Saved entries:
▼

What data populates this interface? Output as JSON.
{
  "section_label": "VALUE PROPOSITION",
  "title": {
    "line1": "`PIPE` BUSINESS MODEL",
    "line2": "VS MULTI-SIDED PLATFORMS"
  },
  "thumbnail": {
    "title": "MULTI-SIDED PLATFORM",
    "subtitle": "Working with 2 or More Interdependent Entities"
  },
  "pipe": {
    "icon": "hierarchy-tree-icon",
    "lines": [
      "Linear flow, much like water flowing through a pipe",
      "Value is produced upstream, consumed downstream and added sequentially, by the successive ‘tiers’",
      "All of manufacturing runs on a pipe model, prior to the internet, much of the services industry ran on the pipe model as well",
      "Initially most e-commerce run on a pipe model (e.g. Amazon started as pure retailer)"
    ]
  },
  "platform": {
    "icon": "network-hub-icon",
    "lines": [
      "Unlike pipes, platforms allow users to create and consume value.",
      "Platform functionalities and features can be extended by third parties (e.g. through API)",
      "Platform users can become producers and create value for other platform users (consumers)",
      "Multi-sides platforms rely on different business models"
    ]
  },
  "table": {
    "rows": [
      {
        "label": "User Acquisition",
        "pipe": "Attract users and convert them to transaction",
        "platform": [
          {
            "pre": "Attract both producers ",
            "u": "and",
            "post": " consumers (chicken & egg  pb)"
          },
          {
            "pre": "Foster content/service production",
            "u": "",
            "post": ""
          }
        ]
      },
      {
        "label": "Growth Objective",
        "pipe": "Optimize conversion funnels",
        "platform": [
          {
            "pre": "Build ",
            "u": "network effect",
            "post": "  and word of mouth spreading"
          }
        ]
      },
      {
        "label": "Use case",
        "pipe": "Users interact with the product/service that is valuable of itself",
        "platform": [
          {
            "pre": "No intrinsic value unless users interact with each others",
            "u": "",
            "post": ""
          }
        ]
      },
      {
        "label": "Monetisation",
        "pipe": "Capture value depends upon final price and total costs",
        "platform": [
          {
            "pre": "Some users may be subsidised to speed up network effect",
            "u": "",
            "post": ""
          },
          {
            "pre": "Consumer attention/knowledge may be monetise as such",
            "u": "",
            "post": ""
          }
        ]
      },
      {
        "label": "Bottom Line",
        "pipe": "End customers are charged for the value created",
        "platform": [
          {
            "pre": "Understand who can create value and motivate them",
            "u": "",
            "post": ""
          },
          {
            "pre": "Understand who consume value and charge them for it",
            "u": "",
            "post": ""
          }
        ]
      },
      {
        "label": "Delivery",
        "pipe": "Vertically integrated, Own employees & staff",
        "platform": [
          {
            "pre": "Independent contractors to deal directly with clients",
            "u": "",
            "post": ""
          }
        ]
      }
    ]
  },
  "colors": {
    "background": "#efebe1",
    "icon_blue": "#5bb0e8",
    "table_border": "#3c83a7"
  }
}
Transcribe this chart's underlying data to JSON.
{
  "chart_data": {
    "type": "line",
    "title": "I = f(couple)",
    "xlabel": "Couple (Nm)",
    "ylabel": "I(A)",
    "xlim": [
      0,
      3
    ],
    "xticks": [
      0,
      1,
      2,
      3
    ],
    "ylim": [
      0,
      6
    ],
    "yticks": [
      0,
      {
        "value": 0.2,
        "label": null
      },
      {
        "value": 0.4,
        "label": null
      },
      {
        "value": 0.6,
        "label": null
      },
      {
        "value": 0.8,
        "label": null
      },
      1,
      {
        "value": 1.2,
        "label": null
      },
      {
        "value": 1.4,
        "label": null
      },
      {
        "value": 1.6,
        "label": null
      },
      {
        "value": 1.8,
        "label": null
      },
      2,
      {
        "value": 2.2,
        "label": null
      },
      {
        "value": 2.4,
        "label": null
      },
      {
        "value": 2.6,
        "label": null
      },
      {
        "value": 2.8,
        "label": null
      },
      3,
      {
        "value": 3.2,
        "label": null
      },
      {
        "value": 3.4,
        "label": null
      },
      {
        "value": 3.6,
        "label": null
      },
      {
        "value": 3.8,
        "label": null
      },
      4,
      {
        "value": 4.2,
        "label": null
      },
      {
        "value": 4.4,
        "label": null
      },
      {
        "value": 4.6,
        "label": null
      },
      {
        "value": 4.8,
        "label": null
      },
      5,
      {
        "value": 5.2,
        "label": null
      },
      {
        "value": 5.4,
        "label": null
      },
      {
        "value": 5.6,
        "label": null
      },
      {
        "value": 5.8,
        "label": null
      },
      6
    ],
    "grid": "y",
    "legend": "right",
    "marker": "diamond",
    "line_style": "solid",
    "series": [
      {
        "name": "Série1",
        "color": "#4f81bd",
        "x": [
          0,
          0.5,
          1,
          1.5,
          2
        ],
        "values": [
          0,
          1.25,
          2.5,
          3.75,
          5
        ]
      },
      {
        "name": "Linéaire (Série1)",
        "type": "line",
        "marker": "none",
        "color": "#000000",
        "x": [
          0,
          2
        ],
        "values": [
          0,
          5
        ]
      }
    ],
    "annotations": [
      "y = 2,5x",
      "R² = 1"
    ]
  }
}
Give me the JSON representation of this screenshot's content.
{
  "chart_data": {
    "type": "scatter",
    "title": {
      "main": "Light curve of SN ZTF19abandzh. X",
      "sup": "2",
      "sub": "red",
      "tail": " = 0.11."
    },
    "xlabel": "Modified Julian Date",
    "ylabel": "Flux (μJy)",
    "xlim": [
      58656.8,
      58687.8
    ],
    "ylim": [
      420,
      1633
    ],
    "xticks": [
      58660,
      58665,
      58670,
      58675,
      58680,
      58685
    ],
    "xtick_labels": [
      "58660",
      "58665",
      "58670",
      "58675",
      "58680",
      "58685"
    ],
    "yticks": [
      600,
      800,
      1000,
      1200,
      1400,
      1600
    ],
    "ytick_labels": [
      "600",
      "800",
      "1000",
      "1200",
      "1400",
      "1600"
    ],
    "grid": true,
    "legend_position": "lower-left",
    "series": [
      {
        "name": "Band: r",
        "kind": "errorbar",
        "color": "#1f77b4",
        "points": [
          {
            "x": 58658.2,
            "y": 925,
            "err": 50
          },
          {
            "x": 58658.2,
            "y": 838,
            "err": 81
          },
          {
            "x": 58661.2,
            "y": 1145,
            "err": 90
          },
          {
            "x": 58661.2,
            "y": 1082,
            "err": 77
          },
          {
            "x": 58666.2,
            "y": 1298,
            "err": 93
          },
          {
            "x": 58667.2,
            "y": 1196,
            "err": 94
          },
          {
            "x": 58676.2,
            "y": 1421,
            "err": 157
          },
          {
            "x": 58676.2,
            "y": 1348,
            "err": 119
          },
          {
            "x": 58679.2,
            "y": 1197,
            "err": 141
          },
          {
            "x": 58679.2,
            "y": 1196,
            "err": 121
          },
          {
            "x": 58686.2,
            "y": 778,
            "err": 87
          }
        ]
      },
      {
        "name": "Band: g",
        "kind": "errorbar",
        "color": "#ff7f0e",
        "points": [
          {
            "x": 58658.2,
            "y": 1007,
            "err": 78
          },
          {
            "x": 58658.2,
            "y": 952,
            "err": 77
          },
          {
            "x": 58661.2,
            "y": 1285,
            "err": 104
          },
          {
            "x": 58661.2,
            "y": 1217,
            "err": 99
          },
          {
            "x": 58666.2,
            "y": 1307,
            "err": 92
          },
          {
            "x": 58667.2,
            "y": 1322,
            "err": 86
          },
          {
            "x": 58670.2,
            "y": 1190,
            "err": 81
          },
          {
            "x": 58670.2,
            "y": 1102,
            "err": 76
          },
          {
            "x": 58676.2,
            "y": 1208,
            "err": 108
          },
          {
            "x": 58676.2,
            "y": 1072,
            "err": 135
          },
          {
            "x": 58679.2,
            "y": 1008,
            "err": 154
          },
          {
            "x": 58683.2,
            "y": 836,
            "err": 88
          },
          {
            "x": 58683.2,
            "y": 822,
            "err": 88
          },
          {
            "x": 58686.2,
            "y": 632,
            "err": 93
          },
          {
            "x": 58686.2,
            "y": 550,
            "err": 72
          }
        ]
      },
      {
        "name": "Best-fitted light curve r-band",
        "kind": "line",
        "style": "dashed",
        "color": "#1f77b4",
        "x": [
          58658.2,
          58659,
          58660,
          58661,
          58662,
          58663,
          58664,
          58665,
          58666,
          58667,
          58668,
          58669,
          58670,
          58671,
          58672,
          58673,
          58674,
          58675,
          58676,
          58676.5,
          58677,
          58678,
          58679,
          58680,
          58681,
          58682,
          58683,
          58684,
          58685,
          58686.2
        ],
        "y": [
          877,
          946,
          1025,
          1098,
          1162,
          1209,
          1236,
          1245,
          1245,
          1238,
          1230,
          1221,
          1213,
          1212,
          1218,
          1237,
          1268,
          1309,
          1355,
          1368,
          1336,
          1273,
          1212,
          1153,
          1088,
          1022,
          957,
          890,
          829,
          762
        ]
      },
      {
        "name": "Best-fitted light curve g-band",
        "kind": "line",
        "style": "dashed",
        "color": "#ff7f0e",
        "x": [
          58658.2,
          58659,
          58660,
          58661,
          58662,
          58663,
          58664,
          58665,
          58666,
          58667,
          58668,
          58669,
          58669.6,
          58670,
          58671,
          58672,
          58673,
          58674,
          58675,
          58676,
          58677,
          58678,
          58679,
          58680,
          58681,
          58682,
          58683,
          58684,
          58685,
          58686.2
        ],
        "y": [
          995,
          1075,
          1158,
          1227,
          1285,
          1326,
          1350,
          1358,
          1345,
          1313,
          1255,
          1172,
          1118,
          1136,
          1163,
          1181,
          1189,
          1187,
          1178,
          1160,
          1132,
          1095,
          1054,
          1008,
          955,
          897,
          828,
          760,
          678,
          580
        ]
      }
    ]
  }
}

▲

Return every line containing "Understand".

            "pre": "Understand who can create value and motivate them",
            "pre": "Understand who consume value and charge them for it",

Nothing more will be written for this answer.